Repeat each entry in full, exactly.

**Dataset items:**
━━━━━━━━
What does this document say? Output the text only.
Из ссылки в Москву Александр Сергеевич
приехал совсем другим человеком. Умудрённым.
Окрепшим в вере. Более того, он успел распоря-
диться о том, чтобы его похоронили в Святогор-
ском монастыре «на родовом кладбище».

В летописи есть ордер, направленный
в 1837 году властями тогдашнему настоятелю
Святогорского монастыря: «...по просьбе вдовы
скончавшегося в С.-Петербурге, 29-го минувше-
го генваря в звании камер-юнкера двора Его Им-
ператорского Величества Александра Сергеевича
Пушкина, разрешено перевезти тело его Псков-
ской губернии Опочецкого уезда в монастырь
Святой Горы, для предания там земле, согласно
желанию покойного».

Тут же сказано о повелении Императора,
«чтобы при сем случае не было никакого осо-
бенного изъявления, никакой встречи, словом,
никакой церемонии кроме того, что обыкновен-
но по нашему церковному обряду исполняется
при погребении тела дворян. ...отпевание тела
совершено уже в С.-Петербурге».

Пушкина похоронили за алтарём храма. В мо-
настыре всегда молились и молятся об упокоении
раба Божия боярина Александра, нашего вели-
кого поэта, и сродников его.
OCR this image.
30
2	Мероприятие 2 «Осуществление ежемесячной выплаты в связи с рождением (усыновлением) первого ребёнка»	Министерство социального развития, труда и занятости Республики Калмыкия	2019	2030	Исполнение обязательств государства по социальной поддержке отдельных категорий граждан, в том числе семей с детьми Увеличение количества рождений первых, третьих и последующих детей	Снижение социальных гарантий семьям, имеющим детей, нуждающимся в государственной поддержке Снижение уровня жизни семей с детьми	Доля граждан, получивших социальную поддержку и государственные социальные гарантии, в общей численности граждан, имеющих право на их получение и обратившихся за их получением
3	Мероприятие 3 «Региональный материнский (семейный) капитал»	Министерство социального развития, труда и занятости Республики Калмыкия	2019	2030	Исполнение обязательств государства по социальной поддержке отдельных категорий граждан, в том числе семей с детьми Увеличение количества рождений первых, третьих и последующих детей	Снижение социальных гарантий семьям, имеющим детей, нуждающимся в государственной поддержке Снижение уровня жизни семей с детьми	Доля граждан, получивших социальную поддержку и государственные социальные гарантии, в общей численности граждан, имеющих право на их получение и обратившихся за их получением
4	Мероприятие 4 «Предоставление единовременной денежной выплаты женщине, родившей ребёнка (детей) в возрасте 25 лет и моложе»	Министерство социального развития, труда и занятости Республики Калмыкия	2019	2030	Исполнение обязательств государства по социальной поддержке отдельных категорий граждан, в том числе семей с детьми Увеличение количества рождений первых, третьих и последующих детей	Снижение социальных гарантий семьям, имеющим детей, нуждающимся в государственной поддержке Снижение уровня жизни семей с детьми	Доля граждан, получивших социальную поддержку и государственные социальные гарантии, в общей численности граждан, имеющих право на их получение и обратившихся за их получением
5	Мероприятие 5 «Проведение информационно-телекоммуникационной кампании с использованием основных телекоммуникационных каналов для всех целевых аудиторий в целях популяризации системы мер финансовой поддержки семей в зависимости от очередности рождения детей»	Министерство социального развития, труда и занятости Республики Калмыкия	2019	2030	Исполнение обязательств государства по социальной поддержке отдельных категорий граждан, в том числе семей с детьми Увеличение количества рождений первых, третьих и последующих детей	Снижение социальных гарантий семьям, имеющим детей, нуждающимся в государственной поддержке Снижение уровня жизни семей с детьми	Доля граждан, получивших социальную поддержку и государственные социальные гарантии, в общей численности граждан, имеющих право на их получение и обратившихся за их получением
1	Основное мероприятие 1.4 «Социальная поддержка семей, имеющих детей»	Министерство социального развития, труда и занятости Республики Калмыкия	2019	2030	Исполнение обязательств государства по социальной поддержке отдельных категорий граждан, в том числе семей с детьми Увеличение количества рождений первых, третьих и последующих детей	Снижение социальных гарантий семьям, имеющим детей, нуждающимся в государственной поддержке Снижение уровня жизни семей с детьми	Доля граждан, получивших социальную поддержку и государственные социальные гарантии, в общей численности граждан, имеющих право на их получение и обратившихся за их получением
━━━━━━━━
**WRITTEN ANSWER:**
What does this document say? Output the text only.
Из ссылки в Москву Александр Сергеевич
приехал совсем другим человеком. Умудрённым.
Окрепшим в вере. Более того, он успел распоря-
диться о том, чтобы его похоронили в Святогор-
ском монастыре «на родовом кладбище».

В летописи есть ордер, направленный
в 1837 году властями тогдашнему настоятелю
Святогорского монастыря: «...по просьбе вдовы
скончавшегося в С.-Петербурге, 29-го минувше-
го генваря в звании камер-юнкера двора Его Им-
ператорского Величества Александра Сергеевича
Пушкина, разрешено перевезти тело его Псков-
ской губернии Опочецкого уезда в монастырь
Святой Горы, для предания там земле, согласно
желанию покойного».

Тут же сказано о повелении Императора,
«чтобы при сем случае не было никакого осо-
бенного изъявления, никакой встречи, словом,
никакой церемонии кроме того, что обыкновен-
но по нашему церковному обряду исполняется
при погребении тела дворян. ...отпевание тела
совершено уже в С.-Петербурге».

Пушкина похоронили за алтарём храма. В мо-
настыре всегда молились и молятся об упокоении
раба Божия боярина Александра, нашего вели-
кого поэта, и сродников его.
OCR this image.
30
2	Мероприятие 2 «Осуществление ежемесячной выплаты в связи с рождением (усыновлением) первого ребёнка»	Министерство социального развития, труда и занятости Республики Калмыкия	2019	2030	Исполнение обязательств государства по социальной поддержке отдельных категорий граждан, в том числе семей с детьми Увеличение количества рождений первых, третьих и последующих детей	Снижение социальных гарантий семьям, имеющим детей, нуждающимся в государственной поддержке Снижение уровня жизни семей с детьми	Доля граждан, получивших социальную поддержку и государственные социальные гарантии, в общей численности граждан, имеющих право на их получение и обратившихся за их получением
3	Мероприятие 3 «Региональный материнский (семейный) капитал»	Министерство социального развития, труда и занятости Республики Калмыкия	2019	2030	Исполнение обязательств государства по социальной поддержке отдельных категорий граждан, в том числе семей с детьми Увеличение количества рождений первых, третьих и последующих детей	Снижение социальных гарантий семьям, имеющим детей, нуждающимся в государственной поддержке Снижение уровня жизни семей с детьми	Доля граждан, получивших социальную поддержку и государственные социальные гарантии, в общей численности граждан, имеющих право на их получение и обратившихся за их получением
4	Мероприятие 4 «Предоставление единовременной денежной выплаты женщине, родившей ребёнка (детей) в возрасте 25 лет и моложе»	Министерство социального развития, труда и занятости Республики Калмыкия	2019	2030	Исполнение обязательств государства по социальной поддержке отдельных категорий граждан, в том числе семей с детьми Увеличение количества рождений первых, третьих и последующих детей	Снижение социальных гарантий семьям, имеющим детей, нуждающимся в государственной поддержке Снижение уровня жизни семей с детьми	Доля граждан, получивших социальную поддержку и государственные социальные гарантии, в общей численности граждан, имеющих право на их получение и обратившихся за их получением
5	Мероприятие 5 «Проведение информационно-телекоммуникационной кампании с использованием основных телекоммуникационных каналов для всех целевых аудиторий в целях популяризации системы мер финансовой поддержки семей в зависимости от очередности рождения детей»	Министерство социального развития, труда и занятости Республики Калмыкия	2019	2030	Исполнение обязательств государства по социальной поддержке отдельных категорий граждан, в том числе семей с детьми Увеличение количества рождений первых, третьих и последующих детей	Снижение социальных гарантий семьям, имеющим детей, нуждающимся в государственной поддержке Снижение уровня жизни семей с детьми	Доля граждан, получивших социальную поддержку и государственные социальные гарантии, в общей численности граждан, имеющих право на их получение и обратившихся за их получением
1	Основное мероприятие 1.4 «Социальная поддержка семей, имеющих детей»	Министерство социального развития, труда и занятости Республики Калмыкия	2019	2030	Исполнение обязательств государства по социальной поддержке отдельных категорий граждан, в том числе семей с детьми Увеличение количества рождений первых, третьих и последующих детей	Снижение социальных гарантий семьям, имеющим детей, нуждающимся в государственной поддержке Снижение уровня жизни семей с детьми	Доля граждан, получивших социальную поддержку и государственные социальные гарантии, в общей численности граждан, имеющих право на их получение и обратившихся за их получением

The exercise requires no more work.